**Task to complete**. Locate all lines in the data below that hold "Selecione" and show them.

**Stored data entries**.
****
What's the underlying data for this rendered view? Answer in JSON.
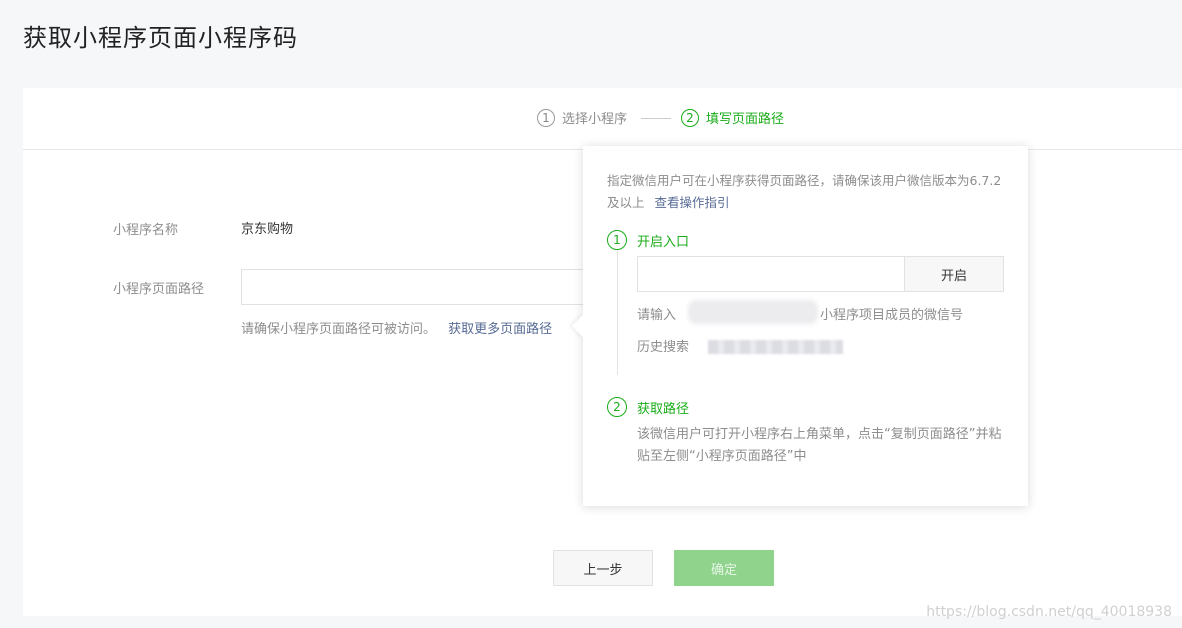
{
  "page": {
    "title": "获取小程序页面小程序码"
  },
  "steps": [
    {
      "num": "1",
      "label": "选择小程序"
    },
    {
      "num": "2",
      "label": "填写页面路径"
    }
  ],
  "form": {
    "name_label": "小程序名称",
    "name_value": "京东购物",
    "path_label": "小程序页面路径",
    "path_value": "",
    "path_hint": "请确保小程序页面路径可被访问。",
    "path_hint_link": "获取更多页面路径"
  },
  "popover": {
    "desc": "指定微信用户可在小程序获得页面路径，请确保该用户微信版本为6.7.2及以上",
    "desc_link": "查看操作指引",
    "step1_num": "1",
    "step1_title": "开启入口",
    "wechat_input_value": "",
    "open_button": "开启",
    "input_hint_prefix": "请输入",
    "input_hint_suffix": "小程序项目成员的微信号",
    "history_label": "历史搜索",
    "step2_num": "2",
    "step2_title": "获取路径",
    "step2_desc": "该微信用户可打开小程序右上角菜单，点击“复制页面路径”并粘贴至左侧“小程序页面路径”中"
  },
  "actions": {
    "prev": "上一步",
    "confirm": "确定"
  },
  "watermark": "https://blog.csdn.net/qq_40018938",
  "colors": {
    "accent": "#1aad19",
    "link": "#576b95",
    "confirm_disabled": "#8fd38c"
  }
}
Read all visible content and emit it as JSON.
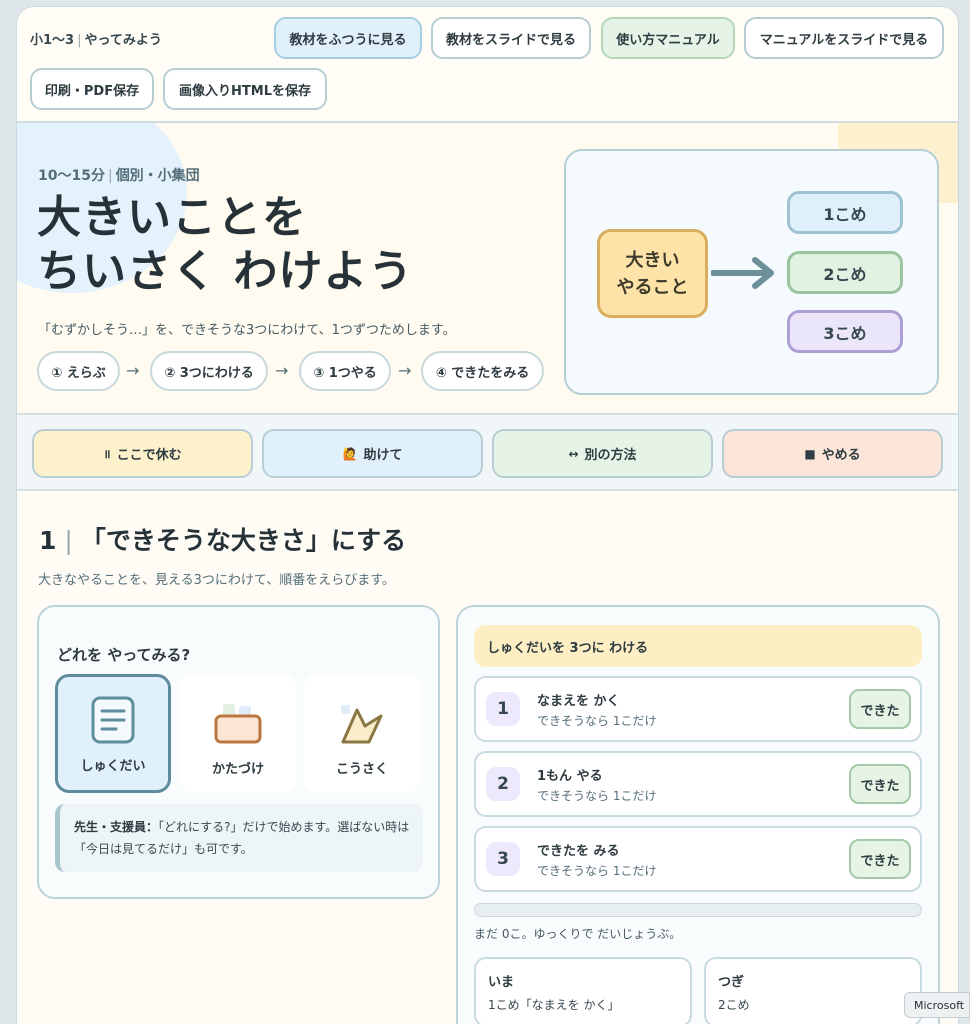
{
  "topbar": {
    "grade": "小1〜3",
    "mode": "やってみよう",
    "buttons": {
      "view_normal": "教材をふつうに見る",
      "view_slides": "教材をスライドで見る",
      "manual": "使い方マニュアル",
      "manual_slides": "マニュアルをスライドで見る",
      "print_pdf": "印刷・PDF保存",
      "save_html": "画像入りHTMLを保存"
    }
  },
  "hero": {
    "duration": "10〜15分",
    "group": "個別・小集団",
    "title_line1": "大きいことを",
    "title_line2": "ちいさく わけよう",
    "description": "「むずかしそう…」を、できそうな3つにわけて、1つずつためします。",
    "steps": [
      "① えらぶ",
      "② 3つにわける",
      "③ 1つやる",
      "④ できたをみる"
    ],
    "step_arrow": "→",
    "diagram": {
      "big_task_line1": "大きい",
      "big_task_line2": "やること",
      "parts": [
        "1こめ",
        "2こめ",
        "3こめ"
      ]
    }
  },
  "actions": {
    "pause": {
      "icon": "॥",
      "label": "ここで休む"
    },
    "help": {
      "icon": "🙋",
      "label": "助けて"
    },
    "other": {
      "icon": "↔",
      "label": "別の方法"
    },
    "stop": {
      "icon": "■",
      "label": "やめる"
    }
  },
  "section": {
    "number": "1",
    "title": "「できそうな大きさ」にする",
    "description": "大きなやることを、見える3つにわけて、順番をえらびます。",
    "choose_question": "どれを やってみる?",
    "choices": [
      "しゅくだい",
      "かたづけ",
      "こうさく"
    ],
    "selected_choice": "しゅくだい",
    "note_label": "先生・支援員：",
    "note_text": "「どれにする?」だけで始めます。選ばない時は「今日は見てるだけ」も可です。"
  },
  "split": {
    "header": "しゅくだいを 3つに わける",
    "tasks": [
      {
        "num": "1",
        "title": "なまえを かく",
        "sub": "できそうなら 1こだけ",
        "button": "できた"
      },
      {
        "num": "2",
        "title": "1もん やる",
        "sub": "できそうなら 1こだけ",
        "button": "できた"
      },
      {
        "num": "3",
        "title": "できたを みる",
        "sub": "できそうなら 1こだけ",
        "button": "できた"
      }
    ],
    "progress": 0,
    "progress_text": "まだ 0こ。ゆっくりで だいじょうぶ。",
    "now_label": "いま",
    "now_value": "1こめ「なまえを かく」",
    "next_label": "つぎ",
    "next_value": "2こめ"
  },
  "overlay": {
    "ms_label": "Microsoft"
  },
  "colors": {
    "accent_blue": "#e1f1fb",
    "accent_green": "#e5f4e6",
    "accent_yellow": "#fdf1cc",
    "accent_red": "#fbe4d8"
  }
}
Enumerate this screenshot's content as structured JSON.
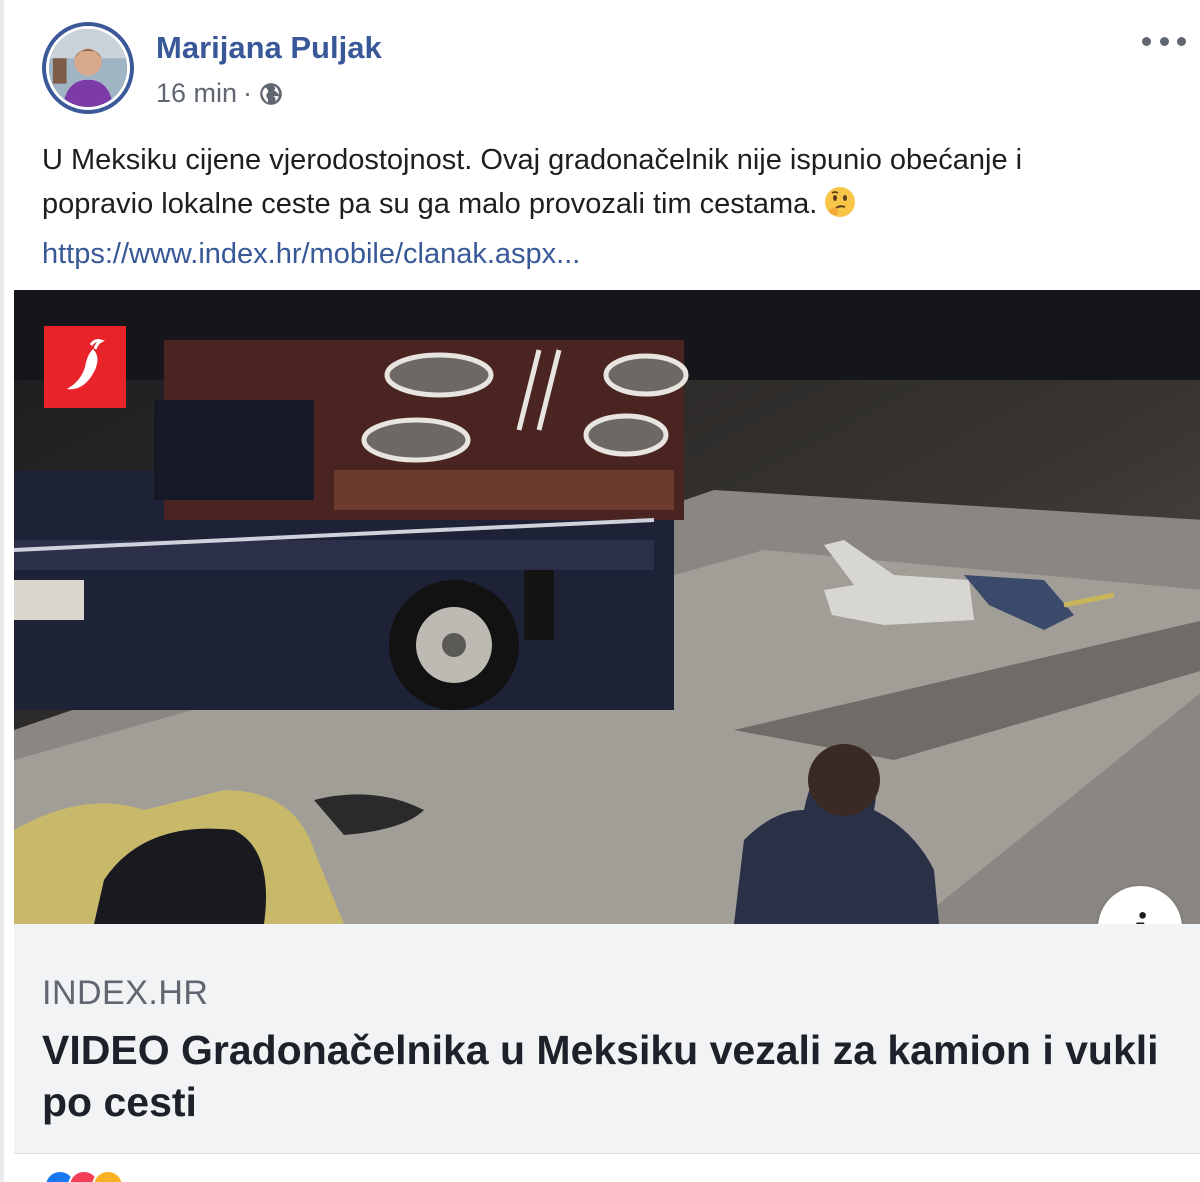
{
  "post": {
    "author": "Marijana Puljak",
    "time": "16 min",
    "separator": "·",
    "privacy_icon": "globe-icon",
    "more_icon": "more-options-icon",
    "text_line_1": "U Meksiku cijene vjerodostojnost. Ovaj gradonačelnik nije ispunio obećanje i",
    "text_line_2": "popravio lokalne ceste pa su ga malo provozali tim cestama.",
    "emoji": "thinking-face-emoji",
    "link_text": "https://www.index.hr/mobile/clanak.aspx..."
  },
  "media": {
    "publisher_logo": "chili-pepper-logo",
    "info_icon_label": "i"
  },
  "link_preview": {
    "domain": "INDEX.HR",
    "headline": "VIDEO Gradonačelnika u Meksiku vezali za kamion i vukli po cesti"
  },
  "colors": {
    "author_blue": "#385898",
    "logo_red": "#e8232a",
    "preview_bg": "#f2f3f5"
  }
}
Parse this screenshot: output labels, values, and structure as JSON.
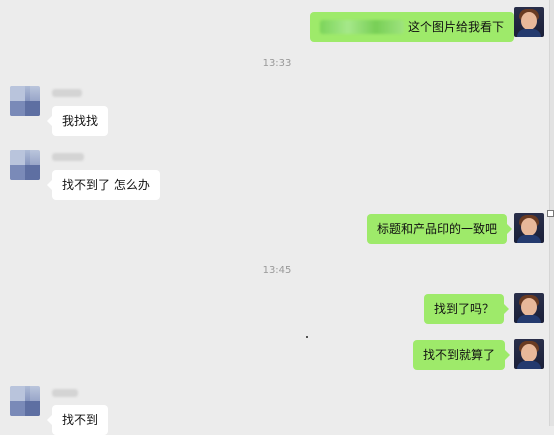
{
  "chat": {
    "timestamps": [
      "13:33",
      "13:45"
    ],
    "messages": [
      {
        "side": "out",
        "text": "这个图片给我看下",
        "has_blurred_prefix": true
      },
      {
        "side": "in",
        "text": "我找找"
      },
      {
        "side": "in",
        "text": "找不到了  怎么办"
      },
      {
        "side": "out",
        "text": "标题和产品印的一致吧"
      },
      {
        "side": "out",
        "text": "找到了吗？"
      },
      {
        "side": "out",
        "text": "找不到就算了"
      },
      {
        "side": "in",
        "text": "找不到"
      }
    ]
  }
}
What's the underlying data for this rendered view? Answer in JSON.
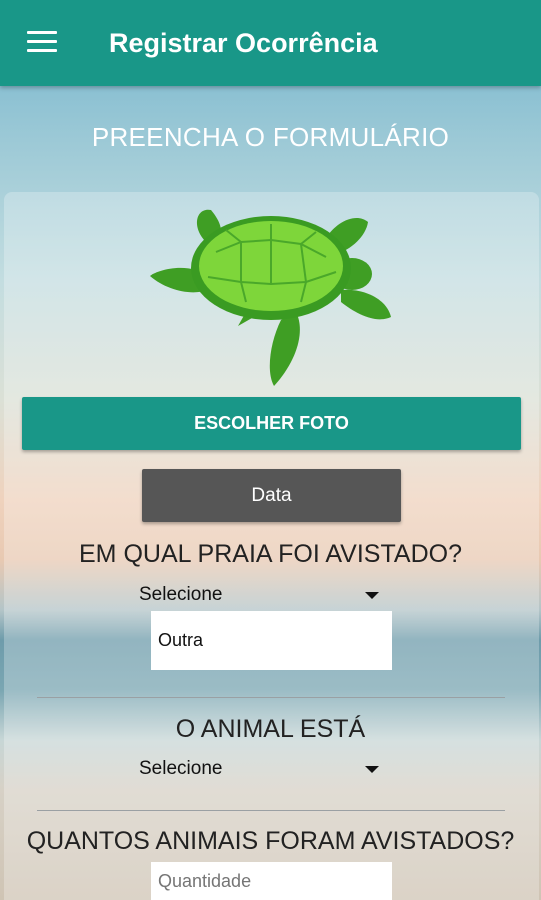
{
  "app_bar": {
    "title": "Registrar Ocorrência",
    "menu_icon": "hamburger-menu-icon",
    "color": "#199788"
  },
  "form": {
    "heading": "PREENCHA O FORMULÁRIO",
    "image_icon": "sea-turtle-image",
    "photo_button": "ESCOLHER FOTO",
    "date_button": "Data",
    "beach_question": "EM QUAL PRAIA FOI AVISTADO?",
    "beach_select_value": "Selecione",
    "beach_other_value": "Outra",
    "status_question": "O ANIMAL ESTÁ",
    "status_select_value": "Selecione",
    "quantity_question": "QUANTOS ANIMAIS FORAM AVISTADOS?",
    "quantity_placeholder": "Quantidade"
  },
  "colors": {
    "accent": "#199788",
    "date_button": "#565656"
  }
}
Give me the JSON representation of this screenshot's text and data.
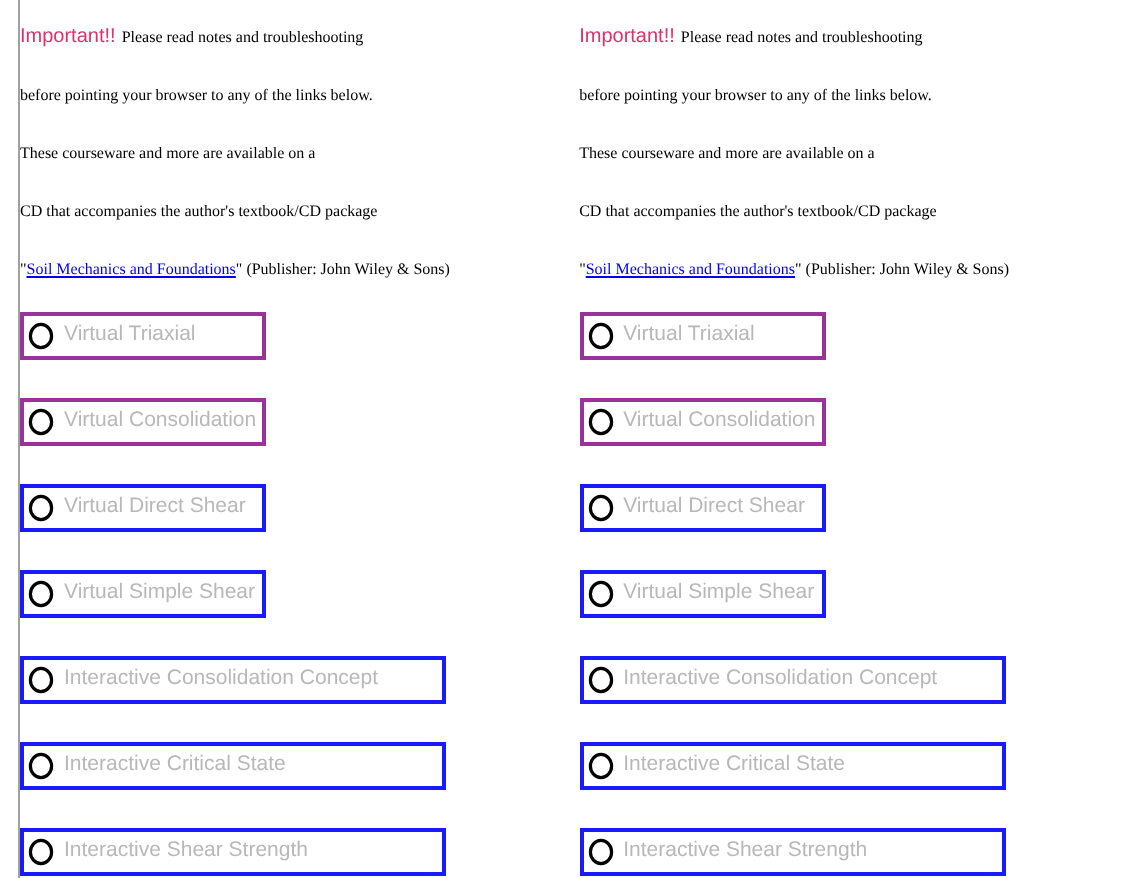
{
  "columns": [
    {
      "rule": true,
      "important": "Important!!",
      "lines": [
        "Please read notes and troubleshooting",
        "before pointing your browser to any of the links below.",
        "These courseware and more are available on a",
        "CD that accompanies the author's textbook/CD package"
      ],
      "quote_open": "\"",
      "book_link": "Soil Mechanics and Foundations",
      "credit": "\" (Publisher: John Wiley & Sons)",
      "links": [
        {
          "label": "Virtual Triaxial",
          "kind": "short",
          "color": "#993399"
        },
        {
          "label": "Virtual Consolidation",
          "kind": "short",
          "color": "#993399"
        },
        {
          "label": "Virtual Direct Shear",
          "kind": "short",
          "color": "#1a1aff"
        },
        {
          "label": "Virtual Simple Shear",
          "kind": "short",
          "color": "#1a1aff"
        },
        {
          "label": "Interactive Consolidation Concept",
          "kind": "long",
          "color": "#1a1aff"
        },
        {
          "label": "Interactive Critical State",
          "kind": "long",
          "color": "#1a1aff"
        },
        {
          "label": "Interactive Shear Strength",
          "kind": "long",
          "color": "#1a1aff"
        }
      ]
    },
    {
      "rule": false,
      "important": "Important!!",
      "lines": [
        "Please read notes and troubleshooting",
        "before pointing your browser to any of the links below.",
        "These courseware and more are available on a",
        "CD that accompanies the author's textbook/CD package"
      ],
      "quote_open": "\"",
      "book_link": "Soil Mechanics and Foundations",
      "credit": "\" (Publisher: John Wiley & Sons)",
      "links": [
        {
          "label": "Virtual Triaxial",
          "kind": "short",
          "color": "#993399"
        },
        {
          "label": "Virtual Consolidation",
          "kind": "short",
          "color": "#993399"
        },
        {
          "label": "Virtual Direct Shear",
          "kind": "short",
          "color": "#1a1aff"
        },
        {
          "label": "Virtual Simple Shear",
          "kind": "short",
          "color": "#1a1aff"
        },
        {
          "label": "Interactive Consolidation Concept",
          "kind": "long",
          "color": "#1a1aff"
        },
        {
          "label": "Interactive Critical State",
          "kind": "long",
          "color": "#1a1aff"
        },
        {
          "label": "Interactive Shear Strength",
          "kind": "long",
          "color": "#1a1aff"
        }
      ]
    }
  ]
}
****
**Exercise result**.
    "beach_select_value": "Selecione",
    "status_select_value": "Selecione",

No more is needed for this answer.